No game means more to Notre Dame fans than the annual battle with USC. College football’s greatest intersectional rivalry serves as an annual litmus test for both programs, and when both teams are playing good football, it turns the Irish and Trojans’ annual battle into one of the year’s premiere matchups.
A rivalry that’s been marked by winning streaks has swung back in Notre Dame’s favor. And after watching the Trojans dominate for much of the 2000s as the Irish program sunk into instability, it’s USC’s turn to covet the program in South Bend, with Brian Kelly winning three of the last four.
After Pat Haden ended the Lane Kiffin era at LAX after an embarrassing September loss to Arizona State, he picked former Pete Carroll assistant Steve Sarkisian to run the program. The hire wasn’t the splashy one many expected, especially considering the head start Haden had, but it brings an established Pac-12 coach to Heritage Hall.
Getting us caught up on the tumultuous times at Southern Cal is USCFootball.com’s Ryan Abraham. With the Trojans still looking like a team with elite talent and great expectations, Ryan was able to give us a look inside the Irish’s rivals with a Thanksgiving weekend battle set as the 2014 season finale.
Times they are a changing in Heritage Hall. After four head coaches in a 65-day span, Steve Sarkisian enters year one and USC’s scholarship sanctions are complete.

========================================

▶ **Given problem 1**
Copy the rows from the first one through the line containing "text-line [267,1160,1485,1233]", including both of those lines.

▶ **Dataset items**
========================================

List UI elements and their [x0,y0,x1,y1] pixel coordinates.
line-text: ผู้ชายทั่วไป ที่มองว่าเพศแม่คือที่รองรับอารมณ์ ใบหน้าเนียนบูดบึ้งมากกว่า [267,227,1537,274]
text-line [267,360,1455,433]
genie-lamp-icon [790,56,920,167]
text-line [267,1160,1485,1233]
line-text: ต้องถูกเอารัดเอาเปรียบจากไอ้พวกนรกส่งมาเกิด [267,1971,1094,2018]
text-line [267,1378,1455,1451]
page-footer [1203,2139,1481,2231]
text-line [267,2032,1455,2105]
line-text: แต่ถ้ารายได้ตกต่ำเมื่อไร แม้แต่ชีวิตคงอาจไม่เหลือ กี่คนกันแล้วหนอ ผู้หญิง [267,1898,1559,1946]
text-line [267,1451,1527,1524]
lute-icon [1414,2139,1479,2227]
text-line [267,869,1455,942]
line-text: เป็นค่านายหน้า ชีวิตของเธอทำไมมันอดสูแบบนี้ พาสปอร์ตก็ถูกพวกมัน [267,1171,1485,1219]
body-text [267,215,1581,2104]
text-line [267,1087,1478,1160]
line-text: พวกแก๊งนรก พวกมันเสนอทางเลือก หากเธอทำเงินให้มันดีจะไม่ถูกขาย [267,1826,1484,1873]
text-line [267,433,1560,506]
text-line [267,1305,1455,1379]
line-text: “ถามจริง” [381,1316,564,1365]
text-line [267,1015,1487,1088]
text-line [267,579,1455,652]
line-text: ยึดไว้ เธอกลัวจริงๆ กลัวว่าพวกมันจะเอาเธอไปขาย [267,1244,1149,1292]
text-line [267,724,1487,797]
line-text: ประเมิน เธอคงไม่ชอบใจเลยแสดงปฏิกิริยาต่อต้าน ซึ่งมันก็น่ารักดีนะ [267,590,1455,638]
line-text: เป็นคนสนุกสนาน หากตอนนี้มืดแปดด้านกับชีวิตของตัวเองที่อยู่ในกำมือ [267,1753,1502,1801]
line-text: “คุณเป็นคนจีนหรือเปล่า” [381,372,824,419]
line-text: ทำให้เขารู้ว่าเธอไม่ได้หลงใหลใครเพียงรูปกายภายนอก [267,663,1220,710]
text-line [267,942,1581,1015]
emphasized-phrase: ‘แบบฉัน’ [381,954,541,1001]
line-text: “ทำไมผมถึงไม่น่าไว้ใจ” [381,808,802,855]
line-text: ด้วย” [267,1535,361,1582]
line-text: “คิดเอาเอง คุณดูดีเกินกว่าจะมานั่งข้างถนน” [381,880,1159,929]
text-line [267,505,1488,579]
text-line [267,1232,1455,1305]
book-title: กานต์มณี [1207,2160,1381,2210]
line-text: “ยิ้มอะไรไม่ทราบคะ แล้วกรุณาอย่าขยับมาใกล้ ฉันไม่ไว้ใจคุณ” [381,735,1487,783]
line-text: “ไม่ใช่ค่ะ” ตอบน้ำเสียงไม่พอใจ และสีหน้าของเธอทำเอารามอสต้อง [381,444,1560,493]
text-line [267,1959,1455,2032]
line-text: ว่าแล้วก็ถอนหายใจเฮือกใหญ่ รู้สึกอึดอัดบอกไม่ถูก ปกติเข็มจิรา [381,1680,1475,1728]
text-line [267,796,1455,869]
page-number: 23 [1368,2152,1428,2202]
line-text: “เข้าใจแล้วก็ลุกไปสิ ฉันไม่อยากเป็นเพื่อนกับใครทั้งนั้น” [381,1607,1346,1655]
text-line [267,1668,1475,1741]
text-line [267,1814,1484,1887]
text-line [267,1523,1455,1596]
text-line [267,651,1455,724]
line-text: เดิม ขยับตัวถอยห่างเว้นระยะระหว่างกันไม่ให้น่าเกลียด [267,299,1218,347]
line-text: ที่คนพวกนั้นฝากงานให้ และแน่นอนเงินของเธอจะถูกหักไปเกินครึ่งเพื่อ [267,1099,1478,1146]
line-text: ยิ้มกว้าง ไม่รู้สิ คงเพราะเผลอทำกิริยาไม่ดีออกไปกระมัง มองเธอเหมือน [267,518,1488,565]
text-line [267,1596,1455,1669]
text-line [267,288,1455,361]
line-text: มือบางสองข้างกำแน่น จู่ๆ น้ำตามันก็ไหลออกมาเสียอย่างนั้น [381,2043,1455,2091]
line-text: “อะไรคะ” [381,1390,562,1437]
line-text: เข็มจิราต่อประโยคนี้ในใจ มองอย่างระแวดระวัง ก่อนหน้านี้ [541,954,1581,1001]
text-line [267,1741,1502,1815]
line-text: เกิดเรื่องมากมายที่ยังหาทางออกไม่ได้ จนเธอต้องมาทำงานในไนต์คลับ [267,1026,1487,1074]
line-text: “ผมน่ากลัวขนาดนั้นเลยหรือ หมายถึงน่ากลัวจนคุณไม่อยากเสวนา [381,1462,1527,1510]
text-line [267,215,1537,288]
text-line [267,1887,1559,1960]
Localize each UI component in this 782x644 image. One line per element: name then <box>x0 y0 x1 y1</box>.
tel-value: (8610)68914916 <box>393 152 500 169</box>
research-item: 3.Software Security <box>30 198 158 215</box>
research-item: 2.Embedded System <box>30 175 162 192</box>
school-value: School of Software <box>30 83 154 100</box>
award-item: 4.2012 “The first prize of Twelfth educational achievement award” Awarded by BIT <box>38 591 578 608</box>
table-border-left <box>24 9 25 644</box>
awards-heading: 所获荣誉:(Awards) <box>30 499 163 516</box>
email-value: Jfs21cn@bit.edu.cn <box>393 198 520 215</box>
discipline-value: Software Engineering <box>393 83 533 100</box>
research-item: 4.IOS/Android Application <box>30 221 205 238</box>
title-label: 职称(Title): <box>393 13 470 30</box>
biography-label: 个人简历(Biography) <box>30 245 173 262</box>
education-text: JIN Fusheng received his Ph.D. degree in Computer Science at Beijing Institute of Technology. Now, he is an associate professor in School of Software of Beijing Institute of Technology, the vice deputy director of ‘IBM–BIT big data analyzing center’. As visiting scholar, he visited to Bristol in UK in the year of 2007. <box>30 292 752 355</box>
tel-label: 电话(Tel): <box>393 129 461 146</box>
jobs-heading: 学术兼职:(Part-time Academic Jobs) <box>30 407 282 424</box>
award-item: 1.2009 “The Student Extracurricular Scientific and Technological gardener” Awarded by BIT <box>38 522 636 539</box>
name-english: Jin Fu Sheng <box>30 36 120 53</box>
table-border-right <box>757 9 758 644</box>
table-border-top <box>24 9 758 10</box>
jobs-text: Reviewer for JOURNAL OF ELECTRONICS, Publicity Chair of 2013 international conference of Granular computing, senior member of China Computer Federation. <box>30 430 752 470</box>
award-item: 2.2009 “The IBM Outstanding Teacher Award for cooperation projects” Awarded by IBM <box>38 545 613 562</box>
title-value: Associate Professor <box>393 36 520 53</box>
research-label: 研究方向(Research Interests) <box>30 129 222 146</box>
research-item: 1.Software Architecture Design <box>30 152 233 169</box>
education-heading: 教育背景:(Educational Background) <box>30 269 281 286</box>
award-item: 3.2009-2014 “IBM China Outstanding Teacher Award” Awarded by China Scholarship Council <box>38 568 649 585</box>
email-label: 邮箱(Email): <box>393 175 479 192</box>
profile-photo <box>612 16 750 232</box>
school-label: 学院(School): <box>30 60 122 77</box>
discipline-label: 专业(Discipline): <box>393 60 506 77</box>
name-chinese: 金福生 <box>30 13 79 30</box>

========================================

▶ **Given problem 2**
Write out the whole passage on the Notre Dame and USC rivalry word for word.

▶ **Expected output 1**
List UI elements and their [x0,y0,x1,y1] pixel coordinates.
line-text: ผู้ชายทั่วไป ที่มองว่าเพศแม่คือที่รองรับอารมณ์ ใบหน้าเนียนบูดบึ้งมากกว่า [267,227,1537,274]
text-line [267,360,1455,433]
genie-lamp-icon [790,56,920,167]
text-line [267,1160,1485,1233]

▶ **Expected output 2**
No game means more to Notre Dame fans than the annual battle with USC. College football’s greatest intersectional rivalry serves as an annual litmus test for both programs, and when both teams are playing good football, it turns the Irish and Trojans’ annual battle into one of the year’s premiere matchups.
A rivalry that’s been marked by winning streaks has swung back in Notre Dame’s favor. And after watching the Trojans dominate for much of the 2000s as the Irish program sunk into instability, it’s USC’s turn to covet the program in South Bend, with Brian Kelly winning three of the last four.
After Pat Haden ended the Lane Kiffin era at LAX after an embarrassing September loss to Arizona State, he picked former Pete Carroll assistant Steve Sarkisian to run the program. The hire wasn’t the splashy one many expected, especially considering the head start Haden had, but it brings an established Pac-12 coach to Heritage Hall.
Getting us caught up on the tumultuous times at Southern Cal is USCFootball.com’s Ryan Abraham. With the Trojans still looking like a team with elite talent and great expectations, Ryan was able to give us a look inside the Irish’s rivals with a Thanksgiving weekend battle set as the 2014 season finale.
Times they are a changing in Heritage Hall. After four head coaches in a 65-day span, Steve Sarkisian enters year one and USC’s scholarship sanctions are complete.